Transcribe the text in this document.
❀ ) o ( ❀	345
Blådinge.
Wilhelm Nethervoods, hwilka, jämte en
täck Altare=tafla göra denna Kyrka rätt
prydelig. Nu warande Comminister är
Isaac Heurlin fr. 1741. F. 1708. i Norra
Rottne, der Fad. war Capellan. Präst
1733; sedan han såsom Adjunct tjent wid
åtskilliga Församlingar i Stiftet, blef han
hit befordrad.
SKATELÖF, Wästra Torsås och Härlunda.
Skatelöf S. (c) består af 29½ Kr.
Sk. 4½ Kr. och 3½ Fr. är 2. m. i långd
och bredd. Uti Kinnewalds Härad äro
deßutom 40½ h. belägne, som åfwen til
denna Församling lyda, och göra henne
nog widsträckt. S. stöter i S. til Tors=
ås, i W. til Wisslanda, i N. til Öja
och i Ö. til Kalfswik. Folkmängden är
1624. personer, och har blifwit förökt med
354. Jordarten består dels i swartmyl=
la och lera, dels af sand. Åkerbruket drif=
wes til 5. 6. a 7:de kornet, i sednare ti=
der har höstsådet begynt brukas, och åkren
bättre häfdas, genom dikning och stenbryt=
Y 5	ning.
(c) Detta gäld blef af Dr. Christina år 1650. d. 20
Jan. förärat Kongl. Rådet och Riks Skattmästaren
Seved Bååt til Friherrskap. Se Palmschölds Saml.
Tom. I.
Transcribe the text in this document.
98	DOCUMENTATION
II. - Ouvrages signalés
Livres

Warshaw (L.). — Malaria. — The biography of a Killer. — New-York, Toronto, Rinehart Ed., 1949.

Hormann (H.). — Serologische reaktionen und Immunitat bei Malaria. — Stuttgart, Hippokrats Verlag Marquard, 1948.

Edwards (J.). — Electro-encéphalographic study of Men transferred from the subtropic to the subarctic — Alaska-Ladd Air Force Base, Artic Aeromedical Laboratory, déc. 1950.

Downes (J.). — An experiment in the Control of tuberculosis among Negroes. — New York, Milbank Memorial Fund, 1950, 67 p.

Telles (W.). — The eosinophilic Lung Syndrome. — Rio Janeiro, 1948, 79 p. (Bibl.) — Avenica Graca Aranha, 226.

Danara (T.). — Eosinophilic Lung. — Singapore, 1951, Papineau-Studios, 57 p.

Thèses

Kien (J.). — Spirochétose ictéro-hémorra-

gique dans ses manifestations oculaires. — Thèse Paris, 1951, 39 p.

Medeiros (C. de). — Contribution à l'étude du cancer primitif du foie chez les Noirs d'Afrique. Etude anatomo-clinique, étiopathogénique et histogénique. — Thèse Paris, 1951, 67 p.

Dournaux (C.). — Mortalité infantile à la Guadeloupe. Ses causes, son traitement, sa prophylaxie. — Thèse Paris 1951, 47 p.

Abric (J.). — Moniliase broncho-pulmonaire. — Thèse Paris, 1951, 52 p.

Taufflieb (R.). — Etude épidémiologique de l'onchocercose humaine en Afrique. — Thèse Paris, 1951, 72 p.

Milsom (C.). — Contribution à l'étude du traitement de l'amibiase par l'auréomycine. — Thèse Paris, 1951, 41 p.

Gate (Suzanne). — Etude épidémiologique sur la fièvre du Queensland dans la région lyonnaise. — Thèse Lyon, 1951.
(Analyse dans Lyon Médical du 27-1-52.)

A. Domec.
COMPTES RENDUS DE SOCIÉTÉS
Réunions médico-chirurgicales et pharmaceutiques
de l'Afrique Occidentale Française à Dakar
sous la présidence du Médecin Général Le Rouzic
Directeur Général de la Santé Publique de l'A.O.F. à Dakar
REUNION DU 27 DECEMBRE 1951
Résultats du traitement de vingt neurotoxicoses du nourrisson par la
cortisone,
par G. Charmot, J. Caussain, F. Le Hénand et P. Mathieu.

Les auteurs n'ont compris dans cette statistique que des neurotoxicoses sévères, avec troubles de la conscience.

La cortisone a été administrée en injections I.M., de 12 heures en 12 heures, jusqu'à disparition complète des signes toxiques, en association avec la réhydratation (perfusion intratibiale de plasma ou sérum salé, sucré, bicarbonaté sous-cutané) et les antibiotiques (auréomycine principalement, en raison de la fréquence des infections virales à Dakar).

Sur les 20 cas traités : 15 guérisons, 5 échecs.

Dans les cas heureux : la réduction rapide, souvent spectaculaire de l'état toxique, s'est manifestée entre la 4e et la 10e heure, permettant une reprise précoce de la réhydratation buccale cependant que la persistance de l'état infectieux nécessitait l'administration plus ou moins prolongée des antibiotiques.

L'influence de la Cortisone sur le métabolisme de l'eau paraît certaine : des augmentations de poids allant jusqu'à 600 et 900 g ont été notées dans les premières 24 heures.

+---+

WHAT YOU ARE ASKED TO DO
The response must consist of all the data, reproduced without alteration.

FINISHED TASK
Transcribe the text in this document.
❀ ) o ( ❀	345
Blådinge.
Wilhelm Nethervoods, hwilka, jämte en
täck Altare=tafla göra denna Kyrka rätt
prydelig. Nu warande Comminister är
Isaac Heurlin fr. 1741. F. 1708. i Norra
Rottne, der Fad. war Capellan. Präst
1733; sedan han såsom Adjunct tjent wid
åtskilliga Församlingar i Stiftet, blef han
hit befordrad.
SKATELÖF, Wästra Torsås och Härlunda.
Skatelöf S. (c) består af 29½ Kr.
Sk. 4½ Kr. och 3½ Fr. är 2. m. i långd
och bredd. Uti Kinnewalds Härad äro
deßutom 40½ h. belägne, som åfwen til
denna Församling lyda, och göra henne
nog widsträckt. S. stöter i S. til Tors=
ås, i W. til Wisslanda, i N. til Öja
och i Ö. til Kalfswik. Folkmängden är
1624. personer, och har blifwit förökt med
354. Jordarten består dels i swartmyl=
la och lera, dels af sand. Åkerbruket drif=
wes til 5. 6. a 7:de kornet, i sednare ti=
der har höstsådet begynt brukas, och åkren
bättre häfdas, genom dikning och stenbryt=
Y 5	ning.
(c) Detta gäld blef af Dr. Christina år 1650. d. 20
Jan. förärat Kongl. Rådet och Riks Skattmästaren
Seved Bååt til Friherrskap. Se Palmschölds Saml.
Tom. I.
Transcribe the text in this document.
98	DOCUMENTATION
II. - Ouvrages signalés
Livres

Warshaw (L.). — Malaria. — The biography of a Killer. — New-York, Toronto, Rinehart Ed., 1949.

Hormann (H.). — Serologische reaktionen und Immunitat bei Malaria. — Stuttgart, Hippokrats Verlag Marquard, 1948.

Edwards (J.). — Electro-encéphalographic study of Men transferred from the subtropic to the subarctic — Alaska-Ladd Air Force Base, Artic Aeromedical Laboratory, déc. 1950.

Downes (J.). — An experiment in the Control of tuberculosis among Negroes. — New York, Milbank Memorial Fund, 1950, 67 p.

Telles (W.). — The eosinophilic Lung Syndrome. — Rio Janeiro, 1948, 79 p. (Bibl.) — Avenica Graca Aranha, 226.

Danara (T.). — Eosinophilic Lung. — Singapore, 1951, Papineau-Studios, 57 p.

Thèses

Kien (J.). — Spirochétose ictéro-hémorra-

gique dans ses manifestations oculaires. — Thèse Paris, 1951, 39 p.

Medeiros (C. de). — Contribution à l'étude du cancer primitif du foie chez les Noirs d'Afrique. Etude anatomo-clinique, étiopathogénique et histogénique. — Thèse Paris, 1951, 67 p.

Dournaux (C.). — Mortalité infantile à la Guadeloupe. Ses causes, son traitement, sa prophylaxie. — Thèse Paris 1951, 47 p.

Abric (J.). — Moniliase broncho-pulmonaire. — Thèse Paris, 1951, 52 p.

Taufflieb (R.). — Etude épidémiologique de l'onchocercose humaine en Afrique. — Thèse Paris, 1951, 72 p.

Milsom (C.). — Contribution à l'étude du traitement de l'amibiase par l'auréomycine. — Thèse Paris, 1951, 41 p.

Gate (Suzanne). — Etude épidémiologique sur la fièvre du Queensland dans la région lyonnaise. — Thèse Lyon, 1951.
(Analyse dans Lyon Médical du 27-1-52.)

A. Domec.
COMPTES RENDUS DE SOCIÉTÉS
Réunions médico-chirurgicales et pharmaceutiques
de l'Afrique Occidentale Française à Dakar
sous la présidence du Médecin Général Le Rouzic
Directeur Général de la Santé Publique de l'A.O.F. à Dakar
REUNION DU 27 DECEMBRE 1951
Résultats du traitement de vingt neurotoxicoses du nourrisson par la
cortisone,
par G. Charmot, J. Caussain, F. Le Hénand et P. Mathieu.

Les auteurs n'ont compris dans cette statistique que des neurotoxicoses sévères, avec troubles de la conscience.

La cortisone a été administrée en injections I.M., de 12 heures en 12 heures, jusqu'à disparition complète des signes toxiques, en association avec la réhydratation (perfusion intratibiale de plasma ou sérum salé, sucré, bicarbonaté sous-cutané) et les antibiotiques (auréomycine principalement, en raison de la fréquence des infections virales à Dakar).

Sur les 20 cas traités : 15 guérisons, 5 échecs.

Dans les cas heureux : la réduction rapide, souvent spectaculaire de l'état toxique, s'est manifestée entre la 4e et la 10e heure, permettant une reprise précoce de la réhydratation buccale cependant que la persistance de l'état infectieux nécessitait l'administration plus ou moins prolongée des antibiotiques.

L'influence de la Cortisone sur le métabolisme de l'eau paraît certaine : des augmentations de poids allant jusqu'à 600 et 900 g ont été notées dans les premières 24 heures.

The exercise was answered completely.